• _Written task_:
Check each line below for the word "Basic" and give the number of lines that have it, nothing more.

==============================

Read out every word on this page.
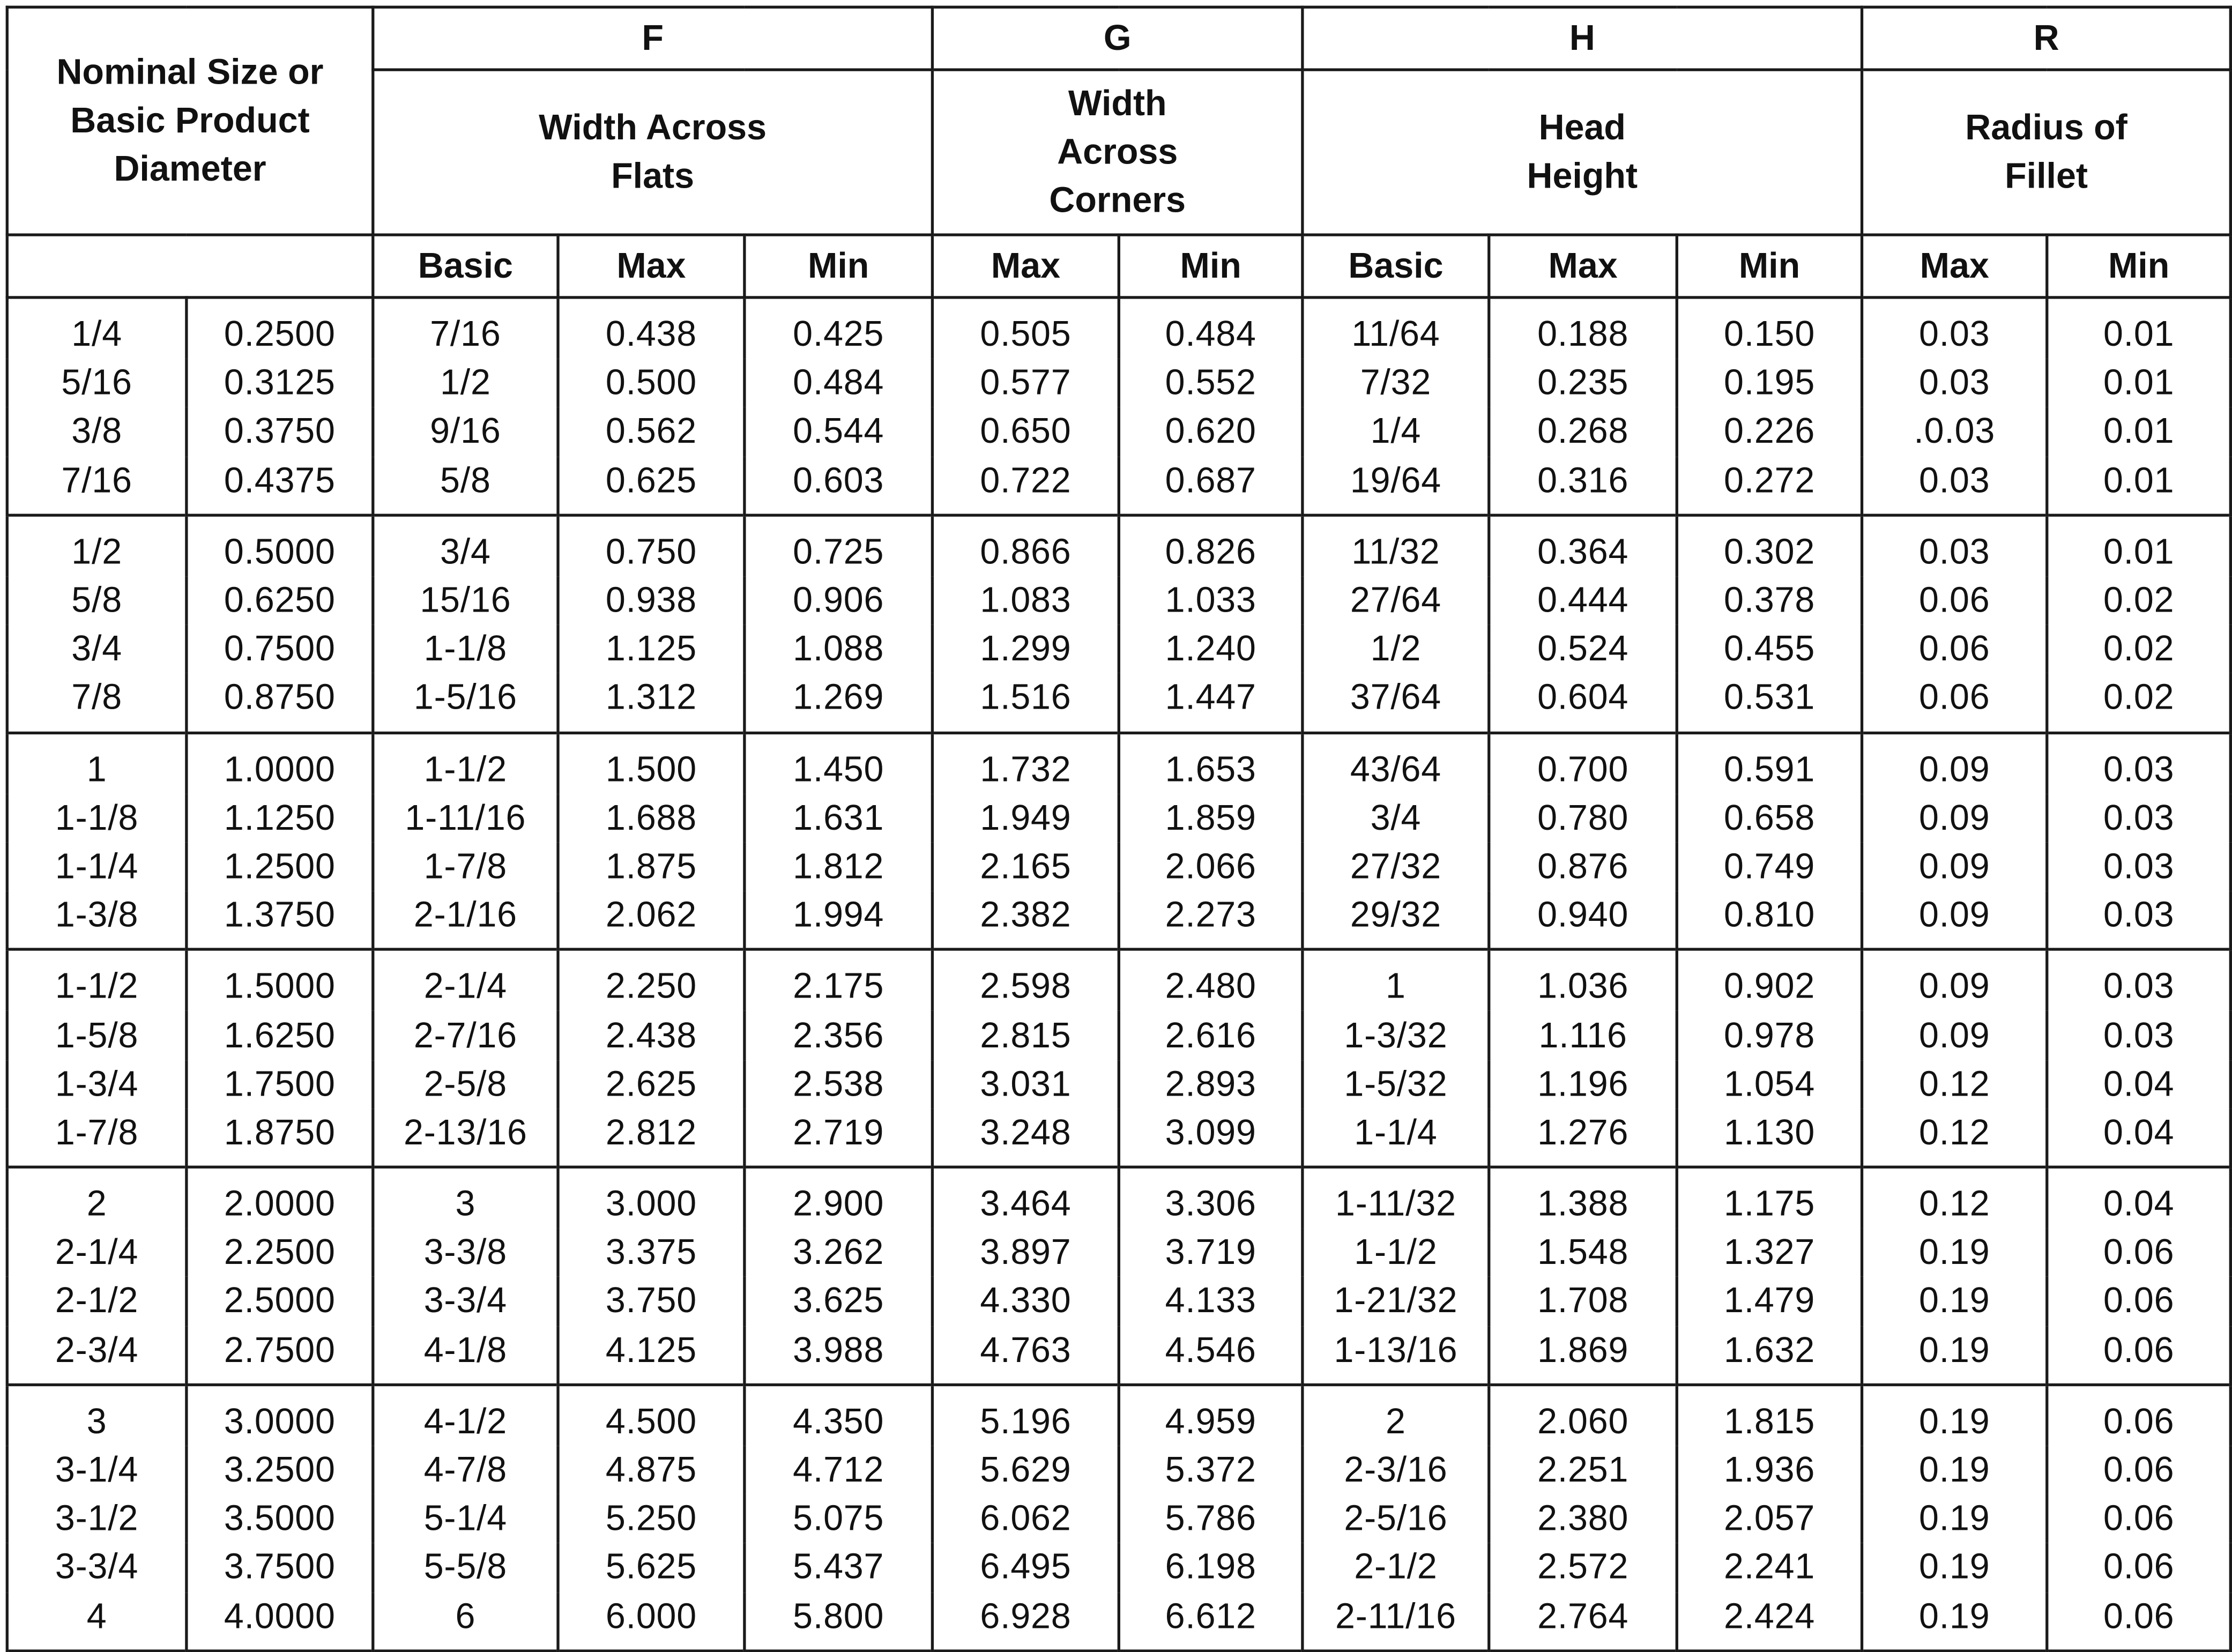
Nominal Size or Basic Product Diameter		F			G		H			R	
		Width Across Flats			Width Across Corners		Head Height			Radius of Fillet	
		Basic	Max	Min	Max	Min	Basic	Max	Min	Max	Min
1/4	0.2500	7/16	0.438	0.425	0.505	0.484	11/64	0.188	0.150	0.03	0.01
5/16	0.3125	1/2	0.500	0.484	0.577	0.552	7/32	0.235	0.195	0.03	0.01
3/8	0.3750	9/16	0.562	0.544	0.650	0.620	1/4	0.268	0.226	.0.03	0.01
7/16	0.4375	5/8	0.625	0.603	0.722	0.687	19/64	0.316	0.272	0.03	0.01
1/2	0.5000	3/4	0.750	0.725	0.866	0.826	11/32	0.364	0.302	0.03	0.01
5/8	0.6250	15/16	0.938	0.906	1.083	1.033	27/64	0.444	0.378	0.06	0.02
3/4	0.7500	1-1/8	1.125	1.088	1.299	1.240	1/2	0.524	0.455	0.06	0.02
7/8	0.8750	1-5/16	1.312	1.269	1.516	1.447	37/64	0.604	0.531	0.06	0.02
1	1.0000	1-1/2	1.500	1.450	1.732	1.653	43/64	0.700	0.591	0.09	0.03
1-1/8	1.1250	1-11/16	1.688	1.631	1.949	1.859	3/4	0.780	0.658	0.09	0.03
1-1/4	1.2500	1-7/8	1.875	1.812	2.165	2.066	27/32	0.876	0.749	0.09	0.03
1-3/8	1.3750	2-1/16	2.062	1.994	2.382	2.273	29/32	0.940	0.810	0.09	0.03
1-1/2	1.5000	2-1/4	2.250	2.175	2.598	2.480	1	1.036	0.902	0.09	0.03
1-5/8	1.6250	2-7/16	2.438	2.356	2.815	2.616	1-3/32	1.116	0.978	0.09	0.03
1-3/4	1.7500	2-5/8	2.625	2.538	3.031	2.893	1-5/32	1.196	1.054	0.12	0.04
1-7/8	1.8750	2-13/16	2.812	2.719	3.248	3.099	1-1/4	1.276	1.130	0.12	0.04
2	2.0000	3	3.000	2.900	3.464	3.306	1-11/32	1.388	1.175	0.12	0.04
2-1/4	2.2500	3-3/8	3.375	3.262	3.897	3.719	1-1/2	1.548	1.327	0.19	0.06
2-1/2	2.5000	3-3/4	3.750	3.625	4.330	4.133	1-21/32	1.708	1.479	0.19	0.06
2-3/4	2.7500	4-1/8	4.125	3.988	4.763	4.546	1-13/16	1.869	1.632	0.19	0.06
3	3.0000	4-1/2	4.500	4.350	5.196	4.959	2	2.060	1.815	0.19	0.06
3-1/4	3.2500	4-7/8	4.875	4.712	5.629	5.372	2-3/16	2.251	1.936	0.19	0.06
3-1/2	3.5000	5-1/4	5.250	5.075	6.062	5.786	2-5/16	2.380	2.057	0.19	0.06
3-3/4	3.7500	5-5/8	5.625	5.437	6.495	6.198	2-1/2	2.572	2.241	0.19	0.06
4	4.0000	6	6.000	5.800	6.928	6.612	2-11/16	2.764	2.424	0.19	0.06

==============================

• _Exercise answer_:
2